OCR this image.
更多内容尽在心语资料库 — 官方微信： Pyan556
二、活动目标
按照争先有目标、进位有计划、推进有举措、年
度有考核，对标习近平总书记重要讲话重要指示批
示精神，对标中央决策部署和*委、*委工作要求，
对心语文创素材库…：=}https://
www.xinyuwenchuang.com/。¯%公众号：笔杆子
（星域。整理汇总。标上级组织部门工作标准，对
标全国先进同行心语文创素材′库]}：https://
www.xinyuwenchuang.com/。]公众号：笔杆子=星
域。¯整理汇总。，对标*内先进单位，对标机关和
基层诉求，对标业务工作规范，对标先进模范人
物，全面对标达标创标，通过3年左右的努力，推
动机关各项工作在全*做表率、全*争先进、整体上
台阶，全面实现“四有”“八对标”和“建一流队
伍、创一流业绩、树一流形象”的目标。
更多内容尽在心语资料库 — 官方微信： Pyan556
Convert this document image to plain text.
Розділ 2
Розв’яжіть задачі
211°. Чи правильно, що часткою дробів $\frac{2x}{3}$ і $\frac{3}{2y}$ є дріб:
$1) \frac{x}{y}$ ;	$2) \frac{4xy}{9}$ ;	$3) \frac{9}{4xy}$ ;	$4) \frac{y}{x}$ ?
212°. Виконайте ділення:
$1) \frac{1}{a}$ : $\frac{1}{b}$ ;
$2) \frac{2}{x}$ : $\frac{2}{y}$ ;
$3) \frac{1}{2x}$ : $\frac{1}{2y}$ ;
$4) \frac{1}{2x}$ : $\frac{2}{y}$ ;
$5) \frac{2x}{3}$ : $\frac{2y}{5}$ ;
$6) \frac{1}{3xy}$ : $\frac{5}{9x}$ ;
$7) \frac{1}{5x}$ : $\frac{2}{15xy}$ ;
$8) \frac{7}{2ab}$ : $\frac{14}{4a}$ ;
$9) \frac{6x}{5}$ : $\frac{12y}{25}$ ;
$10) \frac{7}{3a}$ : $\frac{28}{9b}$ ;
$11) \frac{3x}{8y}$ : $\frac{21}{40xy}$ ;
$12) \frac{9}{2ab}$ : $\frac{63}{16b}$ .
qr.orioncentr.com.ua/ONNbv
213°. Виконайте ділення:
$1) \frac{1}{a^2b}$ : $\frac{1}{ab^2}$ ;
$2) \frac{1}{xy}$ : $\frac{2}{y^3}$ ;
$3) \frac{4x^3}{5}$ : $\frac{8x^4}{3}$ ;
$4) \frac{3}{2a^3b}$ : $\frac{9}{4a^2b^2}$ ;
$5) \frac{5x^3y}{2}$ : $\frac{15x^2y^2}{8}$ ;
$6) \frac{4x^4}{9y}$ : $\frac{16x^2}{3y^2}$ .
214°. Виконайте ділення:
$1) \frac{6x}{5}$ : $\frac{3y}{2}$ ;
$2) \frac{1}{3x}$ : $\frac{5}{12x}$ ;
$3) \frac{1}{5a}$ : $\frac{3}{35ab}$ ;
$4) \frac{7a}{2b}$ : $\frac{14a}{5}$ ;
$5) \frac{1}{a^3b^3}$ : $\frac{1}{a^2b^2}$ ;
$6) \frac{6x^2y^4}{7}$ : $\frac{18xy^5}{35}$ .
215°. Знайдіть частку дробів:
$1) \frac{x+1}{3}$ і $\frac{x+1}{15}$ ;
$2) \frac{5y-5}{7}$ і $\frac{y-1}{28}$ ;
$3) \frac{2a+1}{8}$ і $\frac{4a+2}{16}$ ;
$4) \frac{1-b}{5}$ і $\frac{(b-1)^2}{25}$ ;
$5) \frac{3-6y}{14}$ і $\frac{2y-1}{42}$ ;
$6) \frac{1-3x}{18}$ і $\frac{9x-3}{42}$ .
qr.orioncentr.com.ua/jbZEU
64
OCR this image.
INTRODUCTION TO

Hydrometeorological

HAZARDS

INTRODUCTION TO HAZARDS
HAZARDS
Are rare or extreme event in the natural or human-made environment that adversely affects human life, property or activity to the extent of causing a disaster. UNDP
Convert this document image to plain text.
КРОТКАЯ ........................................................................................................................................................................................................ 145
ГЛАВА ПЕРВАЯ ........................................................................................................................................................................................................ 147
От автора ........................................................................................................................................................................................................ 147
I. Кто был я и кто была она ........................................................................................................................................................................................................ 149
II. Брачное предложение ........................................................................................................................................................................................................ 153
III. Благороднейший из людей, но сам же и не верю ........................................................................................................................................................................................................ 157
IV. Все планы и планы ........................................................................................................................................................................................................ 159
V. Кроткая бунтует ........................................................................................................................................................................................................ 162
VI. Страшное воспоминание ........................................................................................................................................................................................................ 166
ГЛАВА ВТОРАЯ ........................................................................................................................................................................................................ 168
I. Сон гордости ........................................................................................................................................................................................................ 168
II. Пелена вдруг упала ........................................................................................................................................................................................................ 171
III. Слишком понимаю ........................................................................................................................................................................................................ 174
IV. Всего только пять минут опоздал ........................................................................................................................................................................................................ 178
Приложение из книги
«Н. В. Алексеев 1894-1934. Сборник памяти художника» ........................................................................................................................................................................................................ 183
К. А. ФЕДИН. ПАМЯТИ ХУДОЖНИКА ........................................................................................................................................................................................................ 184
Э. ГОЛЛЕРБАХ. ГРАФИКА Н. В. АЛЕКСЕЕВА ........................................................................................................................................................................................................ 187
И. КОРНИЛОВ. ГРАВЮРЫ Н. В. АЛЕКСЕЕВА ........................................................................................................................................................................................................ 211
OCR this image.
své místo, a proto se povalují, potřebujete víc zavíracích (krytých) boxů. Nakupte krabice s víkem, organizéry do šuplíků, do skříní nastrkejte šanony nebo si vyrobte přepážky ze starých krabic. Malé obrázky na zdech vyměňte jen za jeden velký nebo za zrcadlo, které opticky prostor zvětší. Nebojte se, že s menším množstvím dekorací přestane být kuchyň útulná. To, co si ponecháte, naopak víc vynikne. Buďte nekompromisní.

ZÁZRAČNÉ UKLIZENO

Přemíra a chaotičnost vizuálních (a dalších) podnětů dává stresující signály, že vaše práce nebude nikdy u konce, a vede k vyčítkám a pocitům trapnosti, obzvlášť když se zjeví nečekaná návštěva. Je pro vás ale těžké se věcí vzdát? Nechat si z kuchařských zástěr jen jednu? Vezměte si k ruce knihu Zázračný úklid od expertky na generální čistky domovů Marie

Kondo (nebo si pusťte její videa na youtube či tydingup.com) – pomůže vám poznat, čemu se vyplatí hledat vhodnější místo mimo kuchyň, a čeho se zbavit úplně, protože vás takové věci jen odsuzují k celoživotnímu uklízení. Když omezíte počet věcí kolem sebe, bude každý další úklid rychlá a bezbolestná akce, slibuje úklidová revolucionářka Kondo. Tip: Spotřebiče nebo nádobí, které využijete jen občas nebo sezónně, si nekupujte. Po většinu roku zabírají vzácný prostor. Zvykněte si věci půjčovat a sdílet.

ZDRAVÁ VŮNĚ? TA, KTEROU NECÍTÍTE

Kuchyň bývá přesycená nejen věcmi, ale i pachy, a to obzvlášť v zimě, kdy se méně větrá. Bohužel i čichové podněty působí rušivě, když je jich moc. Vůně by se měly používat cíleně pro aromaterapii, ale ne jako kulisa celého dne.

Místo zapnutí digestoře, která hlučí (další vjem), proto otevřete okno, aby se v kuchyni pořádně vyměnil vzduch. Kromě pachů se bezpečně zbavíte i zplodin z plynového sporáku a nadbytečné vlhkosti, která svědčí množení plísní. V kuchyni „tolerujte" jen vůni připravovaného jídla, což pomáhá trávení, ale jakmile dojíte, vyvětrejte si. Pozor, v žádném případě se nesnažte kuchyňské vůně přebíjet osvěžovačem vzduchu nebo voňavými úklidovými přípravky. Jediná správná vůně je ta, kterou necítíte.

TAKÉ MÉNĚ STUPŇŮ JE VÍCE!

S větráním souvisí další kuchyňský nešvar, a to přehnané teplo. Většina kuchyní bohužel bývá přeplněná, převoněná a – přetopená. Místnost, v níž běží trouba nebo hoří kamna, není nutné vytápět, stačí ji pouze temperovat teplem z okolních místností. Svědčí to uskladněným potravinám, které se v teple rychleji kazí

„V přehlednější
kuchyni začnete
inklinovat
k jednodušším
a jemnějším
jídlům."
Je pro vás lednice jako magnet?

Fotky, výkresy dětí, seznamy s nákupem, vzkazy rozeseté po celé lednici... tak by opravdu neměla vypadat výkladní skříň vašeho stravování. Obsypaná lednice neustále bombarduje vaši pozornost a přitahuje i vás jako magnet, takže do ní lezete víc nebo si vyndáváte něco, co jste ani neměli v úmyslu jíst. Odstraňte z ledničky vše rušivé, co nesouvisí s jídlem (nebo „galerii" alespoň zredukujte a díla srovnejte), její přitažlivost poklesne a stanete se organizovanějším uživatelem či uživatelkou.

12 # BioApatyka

:::::

GOAL OF THE EXERCISE
All lines above containing the string "дробів" are to be collected.

FINAL RESULT
211°. Чи правильно, що часткою дробів $\frac{2x}{3}$ і $\frac{3}{2y}$ є дріб:
215°. Знайдіть частку дробів:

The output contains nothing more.